--- Start Dataset excerpts ---
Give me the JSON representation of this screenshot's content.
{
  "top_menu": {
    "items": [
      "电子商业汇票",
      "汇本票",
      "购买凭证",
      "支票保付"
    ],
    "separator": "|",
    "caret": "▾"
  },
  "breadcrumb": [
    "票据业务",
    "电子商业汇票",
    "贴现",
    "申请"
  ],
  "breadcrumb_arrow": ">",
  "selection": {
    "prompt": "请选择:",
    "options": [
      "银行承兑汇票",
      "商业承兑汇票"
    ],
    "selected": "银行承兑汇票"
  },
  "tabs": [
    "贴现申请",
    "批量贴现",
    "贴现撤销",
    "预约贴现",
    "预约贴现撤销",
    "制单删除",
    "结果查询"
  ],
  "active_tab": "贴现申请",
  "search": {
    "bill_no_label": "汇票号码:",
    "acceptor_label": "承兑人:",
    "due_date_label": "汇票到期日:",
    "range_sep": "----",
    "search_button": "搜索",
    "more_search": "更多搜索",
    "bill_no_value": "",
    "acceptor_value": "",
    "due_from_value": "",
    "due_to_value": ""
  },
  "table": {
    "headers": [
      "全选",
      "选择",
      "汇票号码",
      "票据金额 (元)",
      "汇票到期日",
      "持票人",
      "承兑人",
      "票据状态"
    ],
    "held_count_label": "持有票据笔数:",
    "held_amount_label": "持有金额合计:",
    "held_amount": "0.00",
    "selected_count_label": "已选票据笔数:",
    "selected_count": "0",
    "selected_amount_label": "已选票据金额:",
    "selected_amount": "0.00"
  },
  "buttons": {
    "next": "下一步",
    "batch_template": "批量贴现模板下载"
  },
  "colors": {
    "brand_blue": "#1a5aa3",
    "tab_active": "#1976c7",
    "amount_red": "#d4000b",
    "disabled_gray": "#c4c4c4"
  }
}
--- End Dataset excerpts ---
■ **Your task**:
Exactly as written above, please repeat the entries.

■ **Full solution**:
Give me the JSON representation of this screenshot's content.
{
  "top_menu": {
    "items": [
      "电子商业汇票",
      "汇本票",
      "购买凭证",
      "支票保付"
    ],
    "separator": "|",
    "caret": "▾"
  },
  "breadcrumb": [
    "票据业务",
    "电子商业汇票",
    "贴现",
    "申请"
  ],
  "breadcrumb_arrow": ">",
  "selection": {
    "prompt": "请选择:",
    "options": [
      "银行承兑汇票",
      "商业承兑汇票"
    ],
    "selected": "银行承兑汇票"
  },
  "tabs": [
    "贴现申请",
    "批量贴现",
    "贴现撤销",
    "预约贴现",
    "预约贴现撤销",
    "制单删除",
    "结果查询"
  ],
  "active_tab": "贴现申请",
  "search": {
    "bill_no_label": "汇票号码:",
    "acceptor_label": "承兑人:",
    "due_date_label": "汇票到期日:",
    "range_sep": "----",
    "search_button": "搜索",
    "more_search": "更多搜索",
    "bill_no_value": "",
    "acceptor_value": "",
    "due_from_value": "",
    "due_to_value": ""
  },
  "table": {
    "headers": [
      "全选",
      "选择",
      "汇票号码",
      "票据金额 (元)",
      "汇票到期日",
      "持票人",
      "承兑人",
      "票据状态"
    ],
    "held_count_label": "持有票据笔数:",
    "held_amount_label": "持有金额合计:",
    "held_amount": "0.00",
    "selected_count_label": "已选票据笔数:",
    "selected_count": "0",
    "selected_amount_label": "已选票据金额:",
    "selected_amount": "0.00"
  },
  "buttons": {
    "next": "下一步",
    "batch_template": "批量贴现模板下载"
  },
  "colors": {
    "brand_blue": "#1a5aa3",
    "tab_active": "#1976c7",
    "amount_red": "#d4000b",
    "disabled_gray": "#c4c4c4"
  }
}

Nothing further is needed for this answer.